Нам снова близок тот надлом
6 ноября, 2018
АВТОР: Александр Горбатов
Сегодня в обществе заметен неформальный интерес к переломным событиям отечественной истории столетней давности. Мы пытаемся, глядя в зеркало минувшего, как бы увидеть в нем отражение наших нынешних непростых проблем. А лучше всего сможет помочь это сделать умный, тонкий и непредвзятый писатель — современник тех роковых событий. К числу таких немногих смело можно отнести Константина Паустовского (1892—1968 гг.).
Книги его воспоминаний «Повесть о жизни» охватывают события с самого конца XIX века по 30-е годы века XX. И конечно, особый интерес представляют те страницы, что относятся к первым революционным 1917—1918 годам. Тем более интересен взгляд непартийного журналиста, каким был К. Паустовский, сотрудник небольшевистских московских газет в те переломные времена.
Написаны главы книги «Начало неведомого века» в 1956 году, во время так называемой оттепели, когда спал диктат жесткой идеологической цензуры. Писатель смог посмотреть на события революционных лет, не кривя душой, честно оценивая и их, и свои ощущения, взгляды в то время. Тем эта книга интересна и сегодня, но, к сожалению, многим современным читателям уже не известна, так как то было неспешное повествование от первого лица, а не громкая политическая бомба с убийственными подробностями и разоблачениями.
Так давайте же обратимся к самому тексту воспоминаний замечательного русского писателя.
Какая же картина предстала перед рядовым гражданином от февраля до октября 1917 года:
— За несколько месяцев Россия выговорила все, о чем молчала целые столетия. С февраля до осени семнадцатого года по всей стране днем и ночью шел сплошной беспорядочный митинг.
Особенно вдохновенно и яростно митинговала Москва.
Постепенно митинги в разных местах Москвы приобрели свой особый характер. У памятника Скобелеву выступали преимущественно представители разных партий — от кадетов и народных социалистов до большевиков. Здесь речи были яростные, но серьезные. Трепать языком у Скобелева не полагалось. При первой же такой попытке оратору дружно кричали: «На Таганку! К черту!»
На Таганской площади действительно можно было говорить о чем попало, — хотя бы о том, что Керенский — выкрест родом из местечка Шполы или что в Донском монастыре нашли у монахов тысячу золотых десятирублевок, засунутых в сердцевину моченых яблок.
А что же скрывалось за этим внешне яростным буйством страстей?
— Внезапно появилось множество крикунов. Они росли как грибы. Важнее всего считалось перекричать противника. Дешевая демагогия расцветала на унавоженных рынках. Крикунов даже привозили из-за границы.
Сейчас, спустя много лет, возвращаясь памятью к первым месяцам революции, начинаешь отчетливо понимать, что то время было наполнено сознанием непрочности происходившего и ожиданием неумолимых перемен. Старый строй был разрушен. Но в глубине души почти никто не думал, что новый февральский строй — это завершение революции. Он был, конечно, только перевальным этапом в истории России.
=======
→ **ЗАДАНИЯ**
1 > В каком году, по словам статьи о Паустовском, были написаны главы книги «Начало неведомого века»?
2 > Воспроизведите дословно отрывок статьи о Паустовском от "Постепенно митинги в" до "сердцевину моченых яблок.".

→ **Записи данных**
=======
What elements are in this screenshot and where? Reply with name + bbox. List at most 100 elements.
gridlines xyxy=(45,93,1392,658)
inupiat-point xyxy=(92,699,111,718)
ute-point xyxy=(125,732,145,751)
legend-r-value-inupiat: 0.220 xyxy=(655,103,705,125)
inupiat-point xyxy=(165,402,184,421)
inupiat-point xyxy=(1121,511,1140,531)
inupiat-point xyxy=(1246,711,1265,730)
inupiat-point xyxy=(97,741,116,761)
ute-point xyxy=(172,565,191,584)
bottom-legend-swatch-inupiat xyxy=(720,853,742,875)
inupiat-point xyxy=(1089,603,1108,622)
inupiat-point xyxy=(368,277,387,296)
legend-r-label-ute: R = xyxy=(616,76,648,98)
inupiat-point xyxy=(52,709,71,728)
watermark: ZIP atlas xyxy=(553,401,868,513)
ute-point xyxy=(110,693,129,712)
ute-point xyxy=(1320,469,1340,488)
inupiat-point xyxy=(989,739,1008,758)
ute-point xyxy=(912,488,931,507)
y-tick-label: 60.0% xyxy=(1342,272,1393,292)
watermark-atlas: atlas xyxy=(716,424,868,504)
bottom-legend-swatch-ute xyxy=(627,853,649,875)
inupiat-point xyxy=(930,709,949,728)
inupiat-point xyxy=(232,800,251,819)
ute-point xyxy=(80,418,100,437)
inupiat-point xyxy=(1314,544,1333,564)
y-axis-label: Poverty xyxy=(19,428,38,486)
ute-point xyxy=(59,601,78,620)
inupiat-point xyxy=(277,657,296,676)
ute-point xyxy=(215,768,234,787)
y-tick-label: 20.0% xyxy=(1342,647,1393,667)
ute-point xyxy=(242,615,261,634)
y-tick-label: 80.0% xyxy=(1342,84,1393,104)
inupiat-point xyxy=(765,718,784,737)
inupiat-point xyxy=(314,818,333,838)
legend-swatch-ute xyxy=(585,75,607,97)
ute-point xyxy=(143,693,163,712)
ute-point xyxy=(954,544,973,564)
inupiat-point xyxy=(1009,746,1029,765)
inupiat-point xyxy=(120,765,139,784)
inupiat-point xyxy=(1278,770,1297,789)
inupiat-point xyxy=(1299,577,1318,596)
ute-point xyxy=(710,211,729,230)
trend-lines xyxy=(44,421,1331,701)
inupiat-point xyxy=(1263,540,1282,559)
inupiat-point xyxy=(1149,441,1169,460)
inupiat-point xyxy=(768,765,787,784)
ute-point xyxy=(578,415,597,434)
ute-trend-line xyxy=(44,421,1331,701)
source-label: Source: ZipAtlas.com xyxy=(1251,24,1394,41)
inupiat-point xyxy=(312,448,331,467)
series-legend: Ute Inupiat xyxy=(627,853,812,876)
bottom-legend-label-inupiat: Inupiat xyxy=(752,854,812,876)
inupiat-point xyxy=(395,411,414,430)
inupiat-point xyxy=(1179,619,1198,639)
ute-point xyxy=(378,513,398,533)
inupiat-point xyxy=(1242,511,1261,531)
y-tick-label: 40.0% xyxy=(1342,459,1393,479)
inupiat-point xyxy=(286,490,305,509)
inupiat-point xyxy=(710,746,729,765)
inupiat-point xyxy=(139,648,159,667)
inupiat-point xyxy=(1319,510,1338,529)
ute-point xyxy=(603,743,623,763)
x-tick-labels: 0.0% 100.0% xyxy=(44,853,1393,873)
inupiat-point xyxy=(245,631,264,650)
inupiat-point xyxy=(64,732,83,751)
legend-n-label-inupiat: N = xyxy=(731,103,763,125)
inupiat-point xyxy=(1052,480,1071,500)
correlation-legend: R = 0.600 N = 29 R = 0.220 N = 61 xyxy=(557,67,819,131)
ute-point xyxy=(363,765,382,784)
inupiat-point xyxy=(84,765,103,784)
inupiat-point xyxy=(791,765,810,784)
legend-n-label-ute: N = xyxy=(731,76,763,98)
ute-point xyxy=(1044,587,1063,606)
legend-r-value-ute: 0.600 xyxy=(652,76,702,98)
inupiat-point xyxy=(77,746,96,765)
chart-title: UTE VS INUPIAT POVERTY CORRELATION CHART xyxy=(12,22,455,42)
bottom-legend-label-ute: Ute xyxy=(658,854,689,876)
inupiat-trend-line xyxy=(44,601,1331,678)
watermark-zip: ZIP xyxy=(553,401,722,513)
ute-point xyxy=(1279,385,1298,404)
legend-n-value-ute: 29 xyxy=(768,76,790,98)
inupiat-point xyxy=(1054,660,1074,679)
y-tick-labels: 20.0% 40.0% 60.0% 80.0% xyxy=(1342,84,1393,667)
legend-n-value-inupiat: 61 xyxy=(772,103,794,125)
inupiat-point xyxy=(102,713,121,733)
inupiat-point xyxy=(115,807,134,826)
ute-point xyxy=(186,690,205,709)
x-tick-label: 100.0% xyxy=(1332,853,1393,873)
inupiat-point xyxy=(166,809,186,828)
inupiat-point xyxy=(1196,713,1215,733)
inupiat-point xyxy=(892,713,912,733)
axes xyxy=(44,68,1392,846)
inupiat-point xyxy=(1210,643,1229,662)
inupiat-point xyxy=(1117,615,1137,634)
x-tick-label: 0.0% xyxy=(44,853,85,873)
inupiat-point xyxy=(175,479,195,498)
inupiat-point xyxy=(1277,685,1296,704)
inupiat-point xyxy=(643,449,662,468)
=======
→ **ОТВЕТЫ ПО ЗАДАНИЯМ**
1 > В 1956 году.

2 >
Постепенно митинги в разных местах Москвы приобрели свой особый характер. У памятника Скобелеву выступали преимущественно представители разных партий — от кадетов и народных социалистов до большевиков. Здесь речи были яростные, но серьезные. Трепать языком у Скобелева не полагалось. При первой же такой попытке оратору дружно кричали: «На Таганку! К черту!»
На Таганской площади действительно можно было говорить о чем попало, — хотя бы о том, что Керенский — выкрест родом из местечка Шполы или что в Донском монастыре нашли у монахов тысячу золотых десятирублевок, засунутых в сердцевину моченых яблок.